Source data

· · · · · · ·

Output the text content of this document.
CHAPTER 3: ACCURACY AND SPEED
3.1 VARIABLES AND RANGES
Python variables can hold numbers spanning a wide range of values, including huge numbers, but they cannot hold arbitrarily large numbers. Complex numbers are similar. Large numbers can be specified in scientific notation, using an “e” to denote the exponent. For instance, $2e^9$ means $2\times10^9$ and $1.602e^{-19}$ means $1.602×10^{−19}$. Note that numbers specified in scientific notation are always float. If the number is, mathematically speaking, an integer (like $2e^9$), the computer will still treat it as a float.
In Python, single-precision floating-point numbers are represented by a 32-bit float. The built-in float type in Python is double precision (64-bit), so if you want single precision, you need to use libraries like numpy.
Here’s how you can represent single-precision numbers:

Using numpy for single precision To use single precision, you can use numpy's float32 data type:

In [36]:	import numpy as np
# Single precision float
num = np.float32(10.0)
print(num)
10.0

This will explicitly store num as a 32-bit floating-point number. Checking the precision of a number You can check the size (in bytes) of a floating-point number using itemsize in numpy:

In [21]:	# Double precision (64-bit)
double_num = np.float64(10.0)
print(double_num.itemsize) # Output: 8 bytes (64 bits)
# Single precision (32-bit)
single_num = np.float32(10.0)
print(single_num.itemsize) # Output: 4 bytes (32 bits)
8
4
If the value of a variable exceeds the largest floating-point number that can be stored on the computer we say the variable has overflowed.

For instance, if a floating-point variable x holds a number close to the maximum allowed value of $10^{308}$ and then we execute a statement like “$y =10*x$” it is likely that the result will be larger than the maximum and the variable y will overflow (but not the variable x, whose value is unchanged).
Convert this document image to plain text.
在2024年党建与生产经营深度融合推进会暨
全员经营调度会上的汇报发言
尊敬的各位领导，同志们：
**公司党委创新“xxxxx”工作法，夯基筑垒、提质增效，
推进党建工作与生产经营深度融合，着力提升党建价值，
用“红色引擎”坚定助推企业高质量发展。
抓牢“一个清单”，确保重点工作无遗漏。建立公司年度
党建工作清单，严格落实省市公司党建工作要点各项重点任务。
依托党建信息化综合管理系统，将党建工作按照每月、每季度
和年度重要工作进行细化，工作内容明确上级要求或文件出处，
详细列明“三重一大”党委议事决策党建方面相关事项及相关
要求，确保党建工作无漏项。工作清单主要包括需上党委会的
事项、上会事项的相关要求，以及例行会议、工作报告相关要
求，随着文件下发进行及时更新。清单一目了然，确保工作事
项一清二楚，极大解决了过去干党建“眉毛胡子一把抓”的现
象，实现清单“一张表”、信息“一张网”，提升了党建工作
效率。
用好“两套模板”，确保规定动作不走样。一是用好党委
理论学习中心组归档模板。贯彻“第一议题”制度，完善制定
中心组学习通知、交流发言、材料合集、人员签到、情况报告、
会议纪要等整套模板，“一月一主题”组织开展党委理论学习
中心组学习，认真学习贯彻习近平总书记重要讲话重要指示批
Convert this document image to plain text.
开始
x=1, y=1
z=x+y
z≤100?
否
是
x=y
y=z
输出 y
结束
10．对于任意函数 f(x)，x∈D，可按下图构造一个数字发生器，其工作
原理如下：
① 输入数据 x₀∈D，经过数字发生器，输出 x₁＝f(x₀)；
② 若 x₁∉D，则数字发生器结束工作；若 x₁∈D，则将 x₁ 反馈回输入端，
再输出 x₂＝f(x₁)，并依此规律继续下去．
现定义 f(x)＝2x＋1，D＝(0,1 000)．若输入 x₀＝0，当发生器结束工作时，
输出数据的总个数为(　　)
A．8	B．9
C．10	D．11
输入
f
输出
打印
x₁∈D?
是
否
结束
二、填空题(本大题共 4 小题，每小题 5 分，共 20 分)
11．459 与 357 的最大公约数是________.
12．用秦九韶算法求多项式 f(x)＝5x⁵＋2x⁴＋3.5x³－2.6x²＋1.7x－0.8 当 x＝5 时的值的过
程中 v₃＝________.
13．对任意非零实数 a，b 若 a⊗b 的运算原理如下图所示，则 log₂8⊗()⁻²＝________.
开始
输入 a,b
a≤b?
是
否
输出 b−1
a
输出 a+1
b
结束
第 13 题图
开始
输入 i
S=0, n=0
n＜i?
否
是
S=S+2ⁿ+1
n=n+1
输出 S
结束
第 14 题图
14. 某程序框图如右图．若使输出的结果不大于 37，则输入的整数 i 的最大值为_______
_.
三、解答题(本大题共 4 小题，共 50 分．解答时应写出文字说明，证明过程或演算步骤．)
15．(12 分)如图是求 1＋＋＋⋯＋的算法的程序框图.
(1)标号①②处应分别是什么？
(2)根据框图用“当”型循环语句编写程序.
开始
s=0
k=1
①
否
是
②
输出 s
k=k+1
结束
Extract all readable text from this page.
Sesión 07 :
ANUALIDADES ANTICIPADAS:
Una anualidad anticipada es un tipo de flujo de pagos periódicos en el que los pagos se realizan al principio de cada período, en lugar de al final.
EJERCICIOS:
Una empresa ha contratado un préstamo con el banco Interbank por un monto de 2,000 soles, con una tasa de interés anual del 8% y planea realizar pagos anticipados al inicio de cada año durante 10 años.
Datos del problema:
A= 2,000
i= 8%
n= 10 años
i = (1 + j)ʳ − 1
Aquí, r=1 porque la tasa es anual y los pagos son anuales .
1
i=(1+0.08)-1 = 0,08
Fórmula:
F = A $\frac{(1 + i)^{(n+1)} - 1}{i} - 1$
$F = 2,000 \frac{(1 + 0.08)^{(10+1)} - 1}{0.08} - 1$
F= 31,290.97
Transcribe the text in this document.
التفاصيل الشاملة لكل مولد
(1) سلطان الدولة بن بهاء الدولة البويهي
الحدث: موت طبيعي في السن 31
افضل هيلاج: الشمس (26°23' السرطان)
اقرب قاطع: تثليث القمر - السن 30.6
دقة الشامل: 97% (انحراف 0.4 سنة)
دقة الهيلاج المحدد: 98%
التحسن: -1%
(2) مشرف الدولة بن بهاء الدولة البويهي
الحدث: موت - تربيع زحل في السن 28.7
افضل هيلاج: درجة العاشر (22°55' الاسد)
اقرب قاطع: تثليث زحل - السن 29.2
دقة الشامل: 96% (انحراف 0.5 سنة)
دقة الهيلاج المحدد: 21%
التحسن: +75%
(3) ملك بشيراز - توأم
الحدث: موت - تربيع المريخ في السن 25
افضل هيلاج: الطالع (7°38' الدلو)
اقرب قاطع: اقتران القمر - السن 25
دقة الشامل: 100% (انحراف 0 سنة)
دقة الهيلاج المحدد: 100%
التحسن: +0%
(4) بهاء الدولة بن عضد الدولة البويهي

· · · · · · ·

Work instructions
All entries shown above should be printed again exactly.

Correct result
Output the text content of this document.
CHAPTER 3: ACCURACY AND SPEED
3.1 VARIABLES AND RANGES
Python variables can hold numbers spanning a wide range of values, including huge numbers, but they cannot hold arbitrarily large numbers. Complex numbers are similar. Large numbers can be specified in scientific notation, using an “e” to denote the exponent. For instance, $2e^9$ means $2\times10^9$ and $1.602e^{-19}$ means $1.602×10^{−19}$. Note that numbers specified in scientific notation are always float. If the number is, mathematically speaking, an integer (like $2e^9$), the computer will still treat it as a float.
In Python, single-precision floating-point numbers are represented by a 32-bit float. The built-in float type in Python is double precision (64-bit), so if you want single precision, you need to use libraries like numpy.
Here’s how you can represent single-precision numbers:

Using numpy for single precision To use single precision, you can use numpy's float32 data type:

In [36]:	import numpy as np
# Single precision float
num = np.float32(10.0)
print(num)
10.0

This will explicitly store num as a 32-bit floating-point number. Checking the precision of a number You can check the size (in bytes) of a floating-point number using itemsize in numpy:

In [21]:	# Double precision (64-bit)
double_num = np.float64(10.0)
print(double_num.itemsize) # Output: 8 bytes (64 bits)
# Single precision (32-bit)
single_num = np.float32(10.0)
print(single_num.itemsize) # Output: 4 bytes (32 bits)
8
4
If the value of a variable exceeds the largest floating-point number that can be stored on the computer we say the variable has overflowed.

For instance, if a floating-point variable x holds a number close to the maximum allowed value of $10^{308}$ and then we execute a statement like “$y =10*x$” it is likely that the result will be larger than the maximum and the variable y will overflow (but not the variable x, whose value is unchanged).
Convert this document image to plain text.
在2024年党建与生产经营深度融合推进会暨
全员经营调度会上的汇报发言
尊敬的各位领导，同志们：
**公司党委创新“xxxxx”工作法，夯基筑垒、提质增效，
推进党建工作与生产经营深度融合，着力提升党建价值，
用“红色引擎”坚定助推企业高质量发展。
抓牢“一个清单”，确保重点工作无遗漏。建立公司年度
党建工作清单，严格落实省市公司党建工作要点各项重点任务。
依托党建信息化综合管理系统，将党建工作按照每月、每季度
和年度重要工作进行细化，工作内容明确上级要求或文件出处，
详细列明“三重一大”党委议事决策党建方面相关事项及相关
要求，确保党建工作无漏项。工作清单主要包括需上党委会的
事项、上会事项的相关要求，以及例行会议、工作报告相关要
求，随着文件下发进行及时更新。清单一目了然，确保工作事
项一清二楚，极大解决了过去干党建“眉毛胡子一把抓”的现
象，实现清单“一张表”、信息“一张网”，提升了党建工作
效率。
用好“两套模板”，确保规定动作不走样。一是用好党委
理论学习中心组归档模板。贯彻“第一议题”制度，完善制定
中心组学习通知、交流发言、材料合集、人员签到、情况报告、
会议纪要等整套模板，“一月一主题”组织开展党委理论学习
中心组学习，认真学习贯彻习近平总书记重要讲话重要指示批
Convert this document image to plain text.
开始
x=1, y=1
z=x+y
z≤100?
否
是
x=y
y=z
输出 y
结束
10．对于任意函数 f(x)，x∈D，可按下图构造一个数字发生器，其工作
原理如下：
① 输入数据 x₀∈D，经过数字发生器，输出 x₁＝f(x₀)；
② 若 x₁∉D，则数字发生器结束工作；若 x₁∈D，则将 x₁ 反馈回输入端，
再输出 x₂＝f(x₁)，并依此规律继续下去．
现定义 f(x)＝2x＋1，D＝(0,1 000)．若输入 x₀＝0，当发生器结束工作时，
输出数据的总个数为(　　)
A．8	B．9
C．10	D．11
输入
f
输出
打印
x₁∈D?
是
否
结束
二、填空题(本大题共 4 小题，每小题 5 分，共 20 分)
11．459 与 357 的最大公约数是________.
12．用秦九韶算法求多项式 f(x)＝5x⁵＋2x⁴＋3.5x³－2.6x²＋1.7x－0.8 当 x＝5 时的值的过
程中 v₃＝________.
13．对任意非零实数 a，b 若 a⊗b 的运算原理如下图所示，则 log₂8⊗()⁻²＝________.
开始
输入 a,b
a≤b?
是
否
输出 b−1
a
输出 a+1
b
结束
第 13 题图
开始
输入 i
S=0, n=0
n＜i?
否
是
S=S+2ⁿ+1
n=n+1
输出 S
结束
第 14 题图
14. 某程序框图如右图．若使输出的结果不大于 37，则输入的整数 i 的最大值为_______
_.
三、解答题(本大题共 4 小题，共 50 分．解答时应写出文字说明，证明过程或演算步骤．)
15．(12 分)如图是求 1＋＋＋⋯＋的算法的程序框图.
(1)标号①②处应分别是什么？
(2)根据框图用“当”型循环语句编写程序.
开始
s=0
k=1
①
否
是
②
输出 s
k=k+1
结束
Extract all readable text from this page.
Sesión 07 :
ANUALIDADES ANTICIPADAS:
Una anualidad anticipada es un tipo de flujo de pagos periódicos en el que los pagos se realizan al principio de cada período, en lugar de al final.
EJERCICIOS:
Una empresa ha contratado un préstamo con el banco Interbank por un monto de 2,000 soles, con una tasa de interés anual del 8% y planea realizar pagos anticipados al inicio de cada año durante 10 años.
Datos del problema:
A= 2,000
i= 8%
n= 10 años
i = (1 + j)ʳ − 1
Aquí, r=1 porque la tasa es anual y los pagos son anuales .
1
i=(1+0.08)-1 = 0,08
Fórmula:
F = A $\frac{(1 + i)^{(n+1)} - 1}{i} - 1$
$F = 2,000 \frac{(1 + 0.08)^{(10+1)} - 1}{0.08} - 1$
F= 31,290.97
Transcribe the text in this document.
التفاصيل الشاملة لكل مولد
(1) سلطان الدولة بن بهاء الدولة البويهي
الحدث: موت طبيعي في السن 31
افضل هيلاج: الشمس (26°23' السرطان)
اقرب قاطع: تثليث القمر - السن 30.6
دقة الشامل: 97% (انحراف 0.4 سنة)
دقة الهيلاج المحدد: 98%
التحسن: -1%
(2) مشرف الدولة بن بهاء الدولة البويهي
الحدث: موت - تربيع زحل في السن 28.7
افضل هيلاج: درجة العاشر (22°55' الاسد)
اقرب قاطع: تثليث زحل - السن 29.2
دقة الشامل: 96% (انحراف 0.5 سنة)
دقة الهيلاج المحدد: 21%
التحسن: +75%
(3) ملك بشيراز - توأم
الحدث: موت - تربيع المريخ في السن 25
افضل هيلاج: الطالع (7°38' الدلو)
اقرب قاطع: اقتران القمر - السن 25
دقة الشامل: 100% (انحراف 0 سنة)
دقة الهيلاج المحدد: 100%
التحسن: +0%
(4) بهاء الدولة بن عضد الدولة البويهي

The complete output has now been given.